• **EXERCISE OBJECTIVE**
Quote every line below exactly and skip any picture.

----

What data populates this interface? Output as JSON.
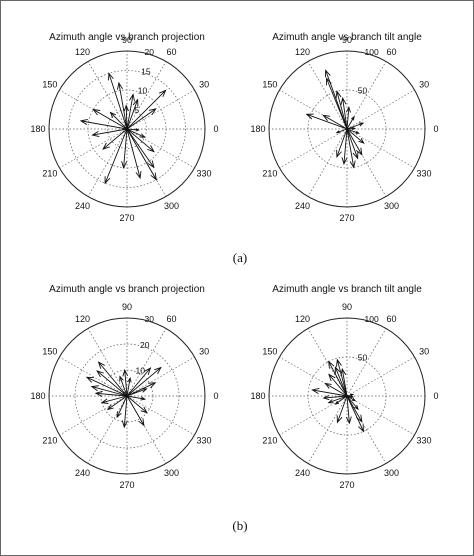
{
  "figure": {
    "caption_a": "(a)",
    "caption_b": "(b)"
  },
  "chart_data": [
    {
      "type": "polar-compass",
      "title": "Azimuth angle vs branch projection",
      "r_max": 20,
      "r_ticks": [
        5,
        10,
        15,
        20
      ],
      "r_tick_labels": [
        "5",
        "10",
        "15",
        "20"
      ],
      "angle_ticks": [
        0,
        30,
        60,
        90,
        120,
        150,
        180,
        210,
        240,
        270,
        300,
        330
      ],
      "angle_tick_labels": [
        "0",
        "30",
        "60",
        "90",
        "120",
        "150",
        "180",
        "210",
        "240",
        "270",
        "300",
        "330"
      ],
      "vectors": [
        {
          "angle": 108,
          "r": 15
        },
        {
          "angle": 100,
          "r": 12
        },
        {
          "angle": 92,
          "r": 6
        },
        {
          "angle": 80,
          "r": 9
        },
        {
          "angle": 70,
          "r": 8
        },
        {
          "angle": 45,
          "r": 14
        },
        {
          "angle": 35,
          "r": 9
        },
        {
          "angle": 150,
          "r": 10
        },
        {
          "angle": 135,
          "r": 6
        },
        {
          "angle": 170,
          "r": 12
        },
        {
          "angle": 190,
          "r": 9
        },
        {
          "angle": 220,
          "r": 8
        },
        {
          "angle": 248,
          "r": 15
        },
        {
          "angle": 265,
          "r": 10
        },
        {
          "angle": 285,
          "r": 13
        },
        {
          "angle": 300,
          "r": 15
        },
        {
          "angle": 305,
          "r": 12
        },
        {
          "angle": 320,
          "r": 9
        },
        {
          "angle": 335,
          "r": 5
        },
        {
          "angle": 355,
          "r": 3
        }
      ]
    },
    {
      "type": "polar-compass",
      "title": "Azimuth angle vs branch tilt angle",
      "r_max": 100,
      "r_ticks": [
        50,
        100
      ],
      "r_tick_labels": [
        "50",
        "100"
      ],
      "angle_ticks": [
        0,
        30,
        60,
        90,
        120,
        150,
        180,
        210,
        240,
        270,
        300,
        330
      ],
      "angle_tick_labels": [
        "0",
        "30",
        "60",
        "90",
        "120",
        "150",
        "180",
        "210",
        "240",
        "270",
        "300",
        "330"
      ],
      "vectors": [
        {
          "angle": 110,
          "r": 80
        },
        {
          "angle": 112,
          "r": 70
        },
        {
          "angle": 105,
          "r": 50
        },
        {
          "angle": 98,
          "r": 40
        },
        {
          "angle": 85,
          "r": 28
        },
        {
          "angle": 60,
          "r": 18
        },
        {
          "angle": 20,
          "r": 22
        },
        {
          "angle": 150,
          "r": 35
        },
        {
          "angle": 160,
          "r": 55
        },
        {
          "angle": 200,
          "r": 14
        },
        {
          "angle": 250,
          "r": 38
        },
        {
          "angle": 265,
          "r": 45
        },
        {
          "angle": 280,
          "r": 50
        },
        {
          "angle": 290,
          "r": 40
        },
        {
          "angle": 300,
          "r": 38
        },
        {
          "angle": 320,
          "r": 28
        },
        {
          "angle": 340,
          "r": 16
        },
        {
          "angle": 5,
          "r": 10
        }
      ]
    },
    {
      "type": "polar-compass",
      "title": "Azimuth angle vs branch projection",
      "r_max": 30,
      "r_ticks": [
        10,
        20,
        30
      ],
      "r_tick_labels": [
        "10",
        "20",
        "30"
      ],
      "angle_ticks": [
        0,
        30,
        60,
        90,
        120,
        150,
        180,
        210,
        240,
        270,
        300,
        330
      ],
      "angle_tick_labels": [
        "0",
        "30",
        "60",
        "90",
        "120",
        "150",
        "180",
        "210",
        "240",
        "270",
        "300",
        "330"
      ],
      "vectors": [
        {
          "angle": 130,
          "r": 17
        },
        {
          "angle": 140,
          "r": 15
        },
        {
          "angle": 155,
          "r": 17
        },
        {
          "angle": 165,
          "r": 14
        },
        {
          "angle": 175,
          "r": 12
        },
        {
          "angle": 195,
          "r": 10
        },
        {
          "angle": 215,
          "r": 9
        },
        {
          "angle": 110,
          "r": 8
        },
        {
          "angle": 95,
          "r": 10
        },
        {
          "angle": 80,
          "r": 7
        },
        {
          "angle": 50,
          "r": 14
        },
        {
          "angle": 40,
          "r": 17
        },
        {
          "angle": 25,
          "r": 12
        },
        {
          "angle": 20,
          "r": 8
        },
        {
          "angle": 350,
          "r": 7
        },
        {
          "angle": 320,
          "r": 10
        },
        {
          "angle": 300,
          "r": 13
        },
        {
          "angle": 265,
          "r": 12
        },
        {
          "angle": 245,
          "r": 9
        }
      ]
    },
    {
      "type": "polar-compass",
      "title": "Azimuth angle vs branch tilt angle",
      "r_max": 100,
      "r_ticks": [
        50,
        100
      ],
      "r_tick_labels": [
        "50",
        "100"
      ],
      "angle_ticks": [
        0,
        30,
        60,
        90,
        120,
        150,
        180,
        210,
        240,
        270,
        300,
        330
      ],
      "angle_tick_labels": [
        "0",
        "30",
        "60",
        "90",
        "120",
        "150",
        "180",
        "210",
        "240",
        "270",
        "300",
        "330"
      ],
      "vectors": [
        {
          "angle": 118,
          "r": 50
        },
        {
          "angle": 112,
          "r": 40
        },
        {
          "angle": 105,
          "r": 48
        },
        {
          "angle": 100,
          "r": 35
        },
        {
          "angle": 130,
          "r": 36
        },
        {
          "angle": 150,
          "r": 32
        },
        {
          "angle": 170,
          "r": 45
        },
        {
          "angle": 185,
          "r": 30
        },
        {
          "angle": 200,
          "r": 25
        },
        {
          "angle": 215,
          "r": 18
        },
        {
          "angle": 250,
          "r": 36
        },
        {
          "angle": 275,
          "r": 35
        },
        {
          "angle": 295,
          "r": 50
        },
        {
          "angle": 300,
          "r": 38
        },
        {
          "angle": 310,
          "r": 22
        },
        {
          "angle": 330,
          "r": 12
        },
        {
          "angle": 350,
          "r": 8
        },
        {
          "angle": 15,
          "r": 8
        }
      ]
    }
  ]
}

----

• **EXERCISE SOLUTION**
What data populates this interface? Output as JSON.
{
  "figure": {
    "caption_a": "(a)",
    "caption_b": "(b)"
  },
  "chart_data": [
    {
      "type": "polar-compass",
      "title": "Azimuth angle vs branch projection",
      "r_max": 20,
      "r_ticks": [
        5,
        10,
        15,
        20
      ],
      "r_tick_labels": [
        "5",
        "10",
        "15",
        "20"
      ],
      "angle_ticks": [
        0,
        30,
        60,
        90,
        120,
        150,
        180,
        210,
        240,
        270,
        300,
        330
      ],
      "angle_tick_labels": [
        "0",
        "30",
        "60",
        "90",
        "120",
        "150",
        "180",
        "210",
        "240",
        "270",
        "300",
        "330"
      ],
      "vectors": [
        {
          "angle": 108,
          "r": 15
        },
        {
          "angle": 100,
          "r": 12
        },
        {
          "angle": 92,
          "r": 6
        },
        {
          "angle": 80,
          "r": 9
        },
        {
          "angle": 70,
          "r": 8
        },
        {
          "angle": 45,
          "r": 14
        },
        {
          "angle": 35,
          "r": 9
        },
        {
          "angle": 150,
          "r": 10
        },
        {
          "angle": 135,
          "r": 6
        },
        {
          "angle": 170,
          "r": 12
        },
        {
          "angle": 190,
          "r": 9
        },
        {
          "angle": 220,
          "r": 8
        },
        {
          "angle": 248,
          "r": 15
        },
        {
          "angle": 265,
          "r": 10
        },
        {
          "angle": 285,
          "r": 13
        },
        {
          "angle": 300,
          "r": 15
        },
        {
          "angle": 305,
          "r": 12
        },
        {
          "angle": 320,
          "r": 9
        },
        {
          "angle": 335,
          "r": 5
        },
        {
          "angle": 355,
          "r": 3
        }
      ]
    },
    {
      "type": "polar-compass",
      "title": "Azimuth angle vs branch tilt angle",
      "r_max": 100,
      "r_ticks": [
        50,
        100
      ],
      "r_tick_labels": [
        "50",
        "100"
      ],
      "angle_ticks": [
        0,
        30,
        60,
        90,
        120,
        150,
        180,
        210,
        240,
        270,
        300,
        330
      ],
      "angle_tick_labels": [
        "0",
        "30",
        "60",
        "90",
        "120",
        "150",
        "180",
        "210",
        "240",
        "270",
        "300",
        "330"
      ],
      "vectors": [
        {
          "angle": 110,
          "r": 80
        },
        {
          "angle": 112,
          "r": 70
        },
        {
          "angle": 105,
          "r": 50
        },
        {
          "angle": 98,
          "r": 40
        },
        {
          "angle": 85,
          "r": 28
        },
        {
          "angle": 60,
          "r": 18
        },
        {
          "angle": 20,
          "r": 22
        },
        {
          "angle": 150,
          "r": 35
        },
        {
          "angle": 160,
          "r": 55
        },
        {
          "angle": 200,
          "r": 14
        },
        {
          "angle": 250,
          "r": 38
        },
        {
          "angle": 265,
          "r": 45
        },
        {
          "angle": 280,
          "r": 50
        },
        {
          "angle": 290,
          "r": 40
        },
        {
          "angle": 300,
          "r": 38
        },
        {
          "angle": 320,
          "r": 28
        },
        {
          "angle": 340,
          "r": 16
        },
        {
          "angle": 5,
          "r": 10
        }
      ]
    },
    {
      "type": "polar-compass",
      "title": "Azimuth angle vs branch projection",
      "r_max": 30,
      "r_ticks": [
        10,
        20,
        30
      ],
      "r_tick_labels": [
        "10",
        "20",
        "30"
      ],
      "angle_ticks": [
        0,
        30,
        60,
        90,
        120,
        150,
        180,
        210,
        240,
        270,
        300,
        330
      ],
      "angle_tick_labels": [
        "0",
        "30",
        "60",
        "90",
        "120",
        "150",
        "180",
        "210",
        "240",
        "270",
        "300",
        "330"
      ],
      "vectors": [
        {
          "angle": 130,
          "r": 17
        },
        {
          "angle": 140,
          "r": 15
        },
        {
          "angle": 155,
          "r": 17
        },
        {
          "angle": 165,
          "r": 14
        },
        {
          "angle": 175,
          "r": 12
        },
        {
          "angle": 195,
          "r": 10
        },
        {
          "angle": 215,
          "r": 9
        },
        {
          "angle": 110,
          "r": 8
        },
        {
          "angle": 95,
          "r": 10
        },
        {
          "angle": 80,
          "r": 7
        },
        {
          "angle": 50,
          "r": 14
        },
        {
          "angle": 40,
          "r": 17
        },
        {
          "angle": 25,
          "r": 12
        },
        {
          "angle": 20,
          "r": 8
        },
        {
          "angle": 350,
          "r": 7
        },
        {
          "angle": 320,
          "r": 10
        },
        {
          "angle": 300,
          "r": 13
        },
        {
          "angle": 265,
          "r": 12
        },
        {
          "angle": 245,
          "r": 9
        }
      ]
    },
    {
      "type": "polar-compass",
      "title": "Azimuth angle vs branch tilt angle",
      "r_max": 100,
      "r_ticks": [
        50,
        100
      ],
      "r_tick_labels": [
        "50",
        "100"
      ],
      "angle_ticks": [
        0,
        30,
        60,
        90,
        120,
        150,
        180,
        210,
        240,
        270,
        300,
        330
      ],
      "angle_tick_labels": [
        "0",
        "30",
        "60",
        "90",
        "120",
        "150",
        "180",
        "210",
        "240",
        "270",
        "300",
        "330"
      ],
      "vectors": [
        {
          "angle": 118,
          "r": 50
        },
        {
          "angle": 112,
          "r": 40
        },
        {
          "angle": 105,
          "r": 48
        },
        {
          "angle": 100,
          "r": 35
        },
        {
          "angle": 130,
          "r": 36
        },
        {
          "angle": 150,
          "r": 32
        },
        {
          "angle": 170,
          "r": 45
        },
        {
          "angle": 185,
          "r": 30
        },
        {
          "angle": 200,
          "r": 25
        },
        {
          "angle": 215,
          "r": 18
        },
        {
          "angle": 250,
          "r": 36
        },
        {
          "angle": 275,
          "r": 35
        },
        {
          "angle": 295,
          "r": 50
        },
        {
          "angle": 300,
          "r": 38
        },
        {
          "angle": 310,
          "r": 22
        },
        {
          "angle": 330,
          "r": 12
        },
        {
          "angle": 350,
          "r": 8
        },
        {
          "angle": 15,
          "r": 8
        }
      ]
    }
  ]
}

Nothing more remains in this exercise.